— start of INPUT RECORDS —

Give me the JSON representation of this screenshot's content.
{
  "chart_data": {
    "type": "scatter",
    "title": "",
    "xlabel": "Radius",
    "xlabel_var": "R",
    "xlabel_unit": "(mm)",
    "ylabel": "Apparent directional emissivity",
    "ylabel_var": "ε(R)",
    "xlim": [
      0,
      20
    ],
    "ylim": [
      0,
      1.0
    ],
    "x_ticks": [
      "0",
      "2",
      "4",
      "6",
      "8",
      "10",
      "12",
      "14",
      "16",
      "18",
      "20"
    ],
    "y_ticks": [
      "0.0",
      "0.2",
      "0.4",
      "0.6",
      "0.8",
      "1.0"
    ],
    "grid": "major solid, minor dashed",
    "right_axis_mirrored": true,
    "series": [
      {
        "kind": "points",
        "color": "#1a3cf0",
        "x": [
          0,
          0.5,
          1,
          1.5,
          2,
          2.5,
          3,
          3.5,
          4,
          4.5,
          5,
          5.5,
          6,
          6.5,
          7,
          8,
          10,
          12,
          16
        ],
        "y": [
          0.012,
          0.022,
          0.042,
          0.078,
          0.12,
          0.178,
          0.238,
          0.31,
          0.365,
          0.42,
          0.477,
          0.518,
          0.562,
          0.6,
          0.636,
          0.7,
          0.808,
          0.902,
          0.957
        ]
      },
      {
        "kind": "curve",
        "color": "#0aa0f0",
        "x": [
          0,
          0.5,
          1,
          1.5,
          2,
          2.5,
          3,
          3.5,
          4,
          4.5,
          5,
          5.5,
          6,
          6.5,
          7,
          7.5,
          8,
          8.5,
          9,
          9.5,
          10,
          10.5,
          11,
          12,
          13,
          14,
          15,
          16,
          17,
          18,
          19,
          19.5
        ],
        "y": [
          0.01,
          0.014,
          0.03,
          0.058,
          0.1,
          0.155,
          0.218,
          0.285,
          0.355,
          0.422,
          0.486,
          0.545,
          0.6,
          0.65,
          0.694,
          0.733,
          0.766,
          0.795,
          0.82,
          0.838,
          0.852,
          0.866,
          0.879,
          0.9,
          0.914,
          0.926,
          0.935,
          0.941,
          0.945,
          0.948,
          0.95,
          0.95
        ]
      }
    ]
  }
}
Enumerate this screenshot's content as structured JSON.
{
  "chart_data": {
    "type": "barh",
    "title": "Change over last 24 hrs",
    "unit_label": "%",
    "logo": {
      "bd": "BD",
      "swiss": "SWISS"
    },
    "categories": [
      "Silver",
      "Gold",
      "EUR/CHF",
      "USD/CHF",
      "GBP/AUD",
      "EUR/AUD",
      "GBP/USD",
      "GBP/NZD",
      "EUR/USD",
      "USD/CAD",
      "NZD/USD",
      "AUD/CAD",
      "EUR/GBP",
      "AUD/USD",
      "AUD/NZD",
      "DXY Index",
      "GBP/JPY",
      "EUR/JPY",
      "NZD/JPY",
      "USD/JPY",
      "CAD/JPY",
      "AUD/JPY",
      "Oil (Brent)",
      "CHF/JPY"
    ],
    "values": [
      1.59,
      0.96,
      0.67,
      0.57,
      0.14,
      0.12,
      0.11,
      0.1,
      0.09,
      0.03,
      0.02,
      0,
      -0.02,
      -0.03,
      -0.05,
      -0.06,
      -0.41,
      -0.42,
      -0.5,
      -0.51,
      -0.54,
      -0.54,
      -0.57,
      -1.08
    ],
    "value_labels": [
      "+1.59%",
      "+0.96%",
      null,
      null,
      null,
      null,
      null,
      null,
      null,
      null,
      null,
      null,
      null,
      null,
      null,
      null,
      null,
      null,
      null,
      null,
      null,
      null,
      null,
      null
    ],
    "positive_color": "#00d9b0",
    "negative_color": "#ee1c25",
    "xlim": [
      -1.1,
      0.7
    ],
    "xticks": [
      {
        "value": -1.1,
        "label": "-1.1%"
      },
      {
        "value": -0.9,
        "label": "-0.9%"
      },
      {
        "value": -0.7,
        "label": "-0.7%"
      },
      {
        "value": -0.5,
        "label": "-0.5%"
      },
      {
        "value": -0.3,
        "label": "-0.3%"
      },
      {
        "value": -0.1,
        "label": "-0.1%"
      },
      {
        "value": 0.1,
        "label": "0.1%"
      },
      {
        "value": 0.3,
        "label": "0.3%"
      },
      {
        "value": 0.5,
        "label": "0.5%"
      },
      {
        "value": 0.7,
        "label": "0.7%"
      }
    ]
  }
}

— end of INPUT RECORDS —

Recite the full listing above exactly.

**TASK SOLUTION**:
Give me the JSON representation of this screenshot's content.
{
  "chart_data": {
    "type": "scatter",
    "title": "",
    "xlabel": "Radius",
    "xlabel_var": "R",
    "xlabel_unit": "(mm)",
    "ylabel": "Apparent directional emissivity",
    "ylabel_var": "ε(R)",
    "xlim": [
      0,
      20
    ],
    "ylim": [
      0,
      1.0
    ],
    "x_ticks": [
      "0",
      "2",
      "4",
      "6",
      "8",
      "10",
      "12",
      "14",
      "16",
      "18",
      "20"
    ],
    "y_ticks": [
      "0.0",
      "0.2",
      "0.4",
      "0.6",
      "0.8",
      "1.0"
    ],
    "grid": "major solid, minor dashed",
    "right_axis_mirrored": true,
    "series": [
      {
        "kind": "points",
        "color": "#1a3cf0",
        "x": [
          0,
          0.5,
          1,
          1.5,
          2,
          2.5,
          3,
          3.5,
          4,
          4.5,
          5,
          5.5,
          6,
          6.5,
          7,
          8,
          10,
          12,
          16
        ],
        "y": [
          0.012,
          0.022,
          0.042,
          0.078,
          0.12,
          0.178,
          0.238,
          0.31,
          0.365,
          0.42,
          0.477,
          0.518,
          0.562,
          0.6,
          0.636,
          0.7,
          0.808,
          0.902,
          0.957
        ]
      },
      {
        "kind": "curve",
        "color": "#0aa0f0",
        "x": [
          0,
          0.5,
          1,
          1.5,
          2,
          2.5,
          3,
          3.5,
          4,
          4.5,
          5,
          5.5,
          6,
          6.5,
          7,
          7.5,
          8,
          8.5,
          9,
          9.5,
          10,
          10.5,
          11,
          12,
          13,
          14,
          15,
          16,
          17,
          18,
          19,
          19.5
        ],
        "y": [
          0.01,
          0.014,
          0.03,
          0.058,
          0.1,
          0.155,
          0.218,
          0.285,
          0.355,
          0.422,
          0.486,
          0.545,
          0.6,
          0.65,
          0.694,
          0.733,
          0.766,
          0.795,
          0.82,
          0.838,
          0.852,
          0.866,
          0.879,
          0.9,
          0.914,
          0.926,
          0.935,
          0.941,
          0.945,
          0.948,
          0.95,
          0.95
        ]
      }
    ]
  }
}
Enumerate this screenshot's content as structured JSON.
{
  "chart_data": {
    "type": "barh",
    "title": "Change over last 24 hrs",
    "unit_label": "%",
    "logo": {
      "bd": "BD",
      "swiss": "SWISS"
    },
    "categories": [
      "Silver",
      "Gold",
      "EUR/CHF",
      "USD/CHF",
      "GBP/AUD",
      "EUR/AUD",
      "GBP/USD",
      "GBP/NZD",
      "EUR/USD",
      "USD/CAD",
      "NZD/USD",
      "AUD/CAD",
      "EUR/GBP",
      "AUD/USD",
      "AUD/NZD",
      "DXY Index",
      "GBP/JPY",
      "EUR/JPY",
      "NZD/JPY",
      "USD/JPY",
      "CAD/JPY",
      "AUD/JPY",
      "Oil (Brent)",
      "CHF/JPY"
    ],
    "values": [
      1.59,
      0.96,
      0.67,
      0.57,
      0.14,
      0.12,
      0.11,
      0.1,
      0.09,
      0.03,
      0.02,
      0,
      -0.02,
      -0.03,
      -0.05,
      -0.06,
      -0.41,
      -0.42,
      -0.5,
      -0.51,
      -0.54,
      -0.54,
      -0.57,
      -1.08
    ],
    "value_labels": [
      "+1.59%",
      "+0.96%",
      null,
      null,
      null,
      null,
      null,
      null,
      null,
      null,
      null,
      null,
      null,
      null,
      null,
      null,
      null,
      null,
      null,
      null,
      null,
      null,
      null,
      null
    ],
    "positive_color": "#00d9b0",
    "negative_color": "#ee1c25",
    "xlim": [
      -1.1,
      0.7
    ],
    "xticks": [
      {
        "value": -1.1,
        "label": "-1.1%"
      },
      {
        "value": -0.9,
        "label": "-0.9%"
      },
      {
        "value": -0.7,
        "label": "-0.7%"
      },
      {
        "value": -0.5,
        "label": "-0.5%"
      },
      {
        "value": -0.3,
        "label": "-0.3%"
      },
      {
        "value": -0.1,
        "label": "-0.1%"
      },
      {
        "value": 0.1,
        "label": "0.1%"
      },
      {
        "value": 0.3,
        "label": "0.3%"
      },
      {
        "value": 0.5,
        "label": "0.5%"
      },
      {
        "value": 0.7,
        "label": "0.7%"
      }
    ]
  }
}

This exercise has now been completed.